**** DATA FOR THE TASK ****

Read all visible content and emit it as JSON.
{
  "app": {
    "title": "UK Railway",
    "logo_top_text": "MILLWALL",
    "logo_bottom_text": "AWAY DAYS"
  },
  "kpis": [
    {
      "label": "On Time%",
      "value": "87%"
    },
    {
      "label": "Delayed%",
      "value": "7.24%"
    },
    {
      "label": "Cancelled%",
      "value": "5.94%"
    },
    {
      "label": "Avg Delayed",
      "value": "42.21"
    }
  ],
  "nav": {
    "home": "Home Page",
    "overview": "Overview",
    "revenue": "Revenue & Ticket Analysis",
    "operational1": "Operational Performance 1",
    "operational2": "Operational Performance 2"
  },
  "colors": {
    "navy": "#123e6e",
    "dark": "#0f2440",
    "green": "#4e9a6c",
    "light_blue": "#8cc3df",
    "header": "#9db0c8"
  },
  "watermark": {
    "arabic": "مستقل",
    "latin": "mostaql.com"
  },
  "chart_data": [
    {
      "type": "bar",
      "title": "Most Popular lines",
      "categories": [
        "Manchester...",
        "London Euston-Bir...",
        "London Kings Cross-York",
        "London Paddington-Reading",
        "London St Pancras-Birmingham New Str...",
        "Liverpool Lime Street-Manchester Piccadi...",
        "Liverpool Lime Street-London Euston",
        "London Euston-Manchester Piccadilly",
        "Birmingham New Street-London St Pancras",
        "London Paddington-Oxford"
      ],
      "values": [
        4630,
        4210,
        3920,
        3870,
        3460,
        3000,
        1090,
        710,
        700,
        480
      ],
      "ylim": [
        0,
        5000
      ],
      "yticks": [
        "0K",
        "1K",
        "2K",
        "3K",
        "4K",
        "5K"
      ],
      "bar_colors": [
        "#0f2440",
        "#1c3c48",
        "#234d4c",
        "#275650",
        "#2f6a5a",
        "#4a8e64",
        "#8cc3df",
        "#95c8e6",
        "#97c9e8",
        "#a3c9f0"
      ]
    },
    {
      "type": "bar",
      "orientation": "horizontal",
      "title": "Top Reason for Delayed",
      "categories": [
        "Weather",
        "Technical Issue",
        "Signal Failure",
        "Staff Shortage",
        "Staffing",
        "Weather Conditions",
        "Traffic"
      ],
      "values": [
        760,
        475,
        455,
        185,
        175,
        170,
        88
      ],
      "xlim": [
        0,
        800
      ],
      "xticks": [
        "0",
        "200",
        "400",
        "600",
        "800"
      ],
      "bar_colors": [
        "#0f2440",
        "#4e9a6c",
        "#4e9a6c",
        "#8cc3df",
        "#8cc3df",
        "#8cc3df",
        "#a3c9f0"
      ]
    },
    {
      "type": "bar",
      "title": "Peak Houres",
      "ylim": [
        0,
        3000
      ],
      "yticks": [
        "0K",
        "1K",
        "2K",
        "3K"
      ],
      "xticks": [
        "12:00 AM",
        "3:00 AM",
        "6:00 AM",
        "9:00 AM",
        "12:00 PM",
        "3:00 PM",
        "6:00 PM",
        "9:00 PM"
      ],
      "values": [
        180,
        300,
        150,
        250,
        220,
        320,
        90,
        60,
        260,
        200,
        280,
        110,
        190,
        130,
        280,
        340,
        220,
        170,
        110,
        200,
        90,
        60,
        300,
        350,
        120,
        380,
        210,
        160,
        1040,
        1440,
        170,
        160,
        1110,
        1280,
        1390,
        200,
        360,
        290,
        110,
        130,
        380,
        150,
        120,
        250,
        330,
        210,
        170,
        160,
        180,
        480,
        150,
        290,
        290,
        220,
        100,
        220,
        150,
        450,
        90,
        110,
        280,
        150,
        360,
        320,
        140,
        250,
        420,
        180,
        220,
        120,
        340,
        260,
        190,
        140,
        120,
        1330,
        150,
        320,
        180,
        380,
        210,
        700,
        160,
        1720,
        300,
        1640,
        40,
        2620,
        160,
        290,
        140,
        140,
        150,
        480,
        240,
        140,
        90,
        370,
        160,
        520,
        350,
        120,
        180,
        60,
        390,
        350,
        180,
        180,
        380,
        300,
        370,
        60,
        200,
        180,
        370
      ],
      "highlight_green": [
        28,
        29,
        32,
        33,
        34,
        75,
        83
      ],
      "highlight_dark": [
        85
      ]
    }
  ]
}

****
**** DATA FOR THE TASK ****

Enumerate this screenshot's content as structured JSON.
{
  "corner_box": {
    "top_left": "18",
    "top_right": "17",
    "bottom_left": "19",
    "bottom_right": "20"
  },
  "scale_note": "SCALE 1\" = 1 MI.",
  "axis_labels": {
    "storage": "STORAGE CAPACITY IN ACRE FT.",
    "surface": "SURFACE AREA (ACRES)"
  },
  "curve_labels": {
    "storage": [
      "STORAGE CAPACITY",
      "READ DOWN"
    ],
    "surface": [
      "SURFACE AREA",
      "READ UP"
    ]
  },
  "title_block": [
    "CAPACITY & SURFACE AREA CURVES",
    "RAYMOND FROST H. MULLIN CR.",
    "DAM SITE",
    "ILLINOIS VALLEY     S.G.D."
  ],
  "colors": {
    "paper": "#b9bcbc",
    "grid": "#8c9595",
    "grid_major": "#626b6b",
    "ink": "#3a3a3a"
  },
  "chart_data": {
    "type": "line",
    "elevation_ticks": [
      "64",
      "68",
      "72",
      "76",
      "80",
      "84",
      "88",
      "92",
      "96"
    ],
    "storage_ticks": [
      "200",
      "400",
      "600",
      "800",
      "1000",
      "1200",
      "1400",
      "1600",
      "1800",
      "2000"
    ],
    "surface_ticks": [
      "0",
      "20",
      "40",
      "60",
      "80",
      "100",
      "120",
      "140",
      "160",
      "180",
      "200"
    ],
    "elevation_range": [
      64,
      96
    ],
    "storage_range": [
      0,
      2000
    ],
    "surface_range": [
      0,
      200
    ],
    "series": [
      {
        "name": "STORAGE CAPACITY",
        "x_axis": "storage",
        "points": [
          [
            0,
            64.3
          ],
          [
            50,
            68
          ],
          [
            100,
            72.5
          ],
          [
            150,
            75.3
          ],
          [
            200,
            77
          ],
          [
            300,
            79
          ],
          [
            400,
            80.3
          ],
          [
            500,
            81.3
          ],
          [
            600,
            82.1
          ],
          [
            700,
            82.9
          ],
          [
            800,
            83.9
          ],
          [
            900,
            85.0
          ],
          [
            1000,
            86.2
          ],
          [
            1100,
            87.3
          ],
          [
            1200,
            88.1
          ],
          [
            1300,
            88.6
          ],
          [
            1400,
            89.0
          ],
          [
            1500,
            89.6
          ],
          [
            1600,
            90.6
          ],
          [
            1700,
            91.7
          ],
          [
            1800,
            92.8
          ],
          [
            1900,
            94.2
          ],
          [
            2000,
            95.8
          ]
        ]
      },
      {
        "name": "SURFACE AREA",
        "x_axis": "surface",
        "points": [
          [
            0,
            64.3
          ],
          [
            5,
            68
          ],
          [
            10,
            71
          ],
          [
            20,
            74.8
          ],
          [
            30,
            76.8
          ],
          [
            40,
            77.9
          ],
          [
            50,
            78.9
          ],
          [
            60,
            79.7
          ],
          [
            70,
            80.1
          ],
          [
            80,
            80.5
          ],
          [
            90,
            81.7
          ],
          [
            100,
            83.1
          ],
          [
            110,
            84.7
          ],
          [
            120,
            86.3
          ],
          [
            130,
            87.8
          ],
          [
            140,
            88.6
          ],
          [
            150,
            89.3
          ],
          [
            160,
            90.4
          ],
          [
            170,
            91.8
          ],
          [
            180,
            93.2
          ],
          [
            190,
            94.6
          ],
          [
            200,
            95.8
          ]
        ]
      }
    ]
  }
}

****

## YOUR TASK:
Copy out each line of the material that holds the word "JSON".

## RESULT:
Read all visible content and emit it as JSON.
Enumerate this screenshot's content as structured JSON.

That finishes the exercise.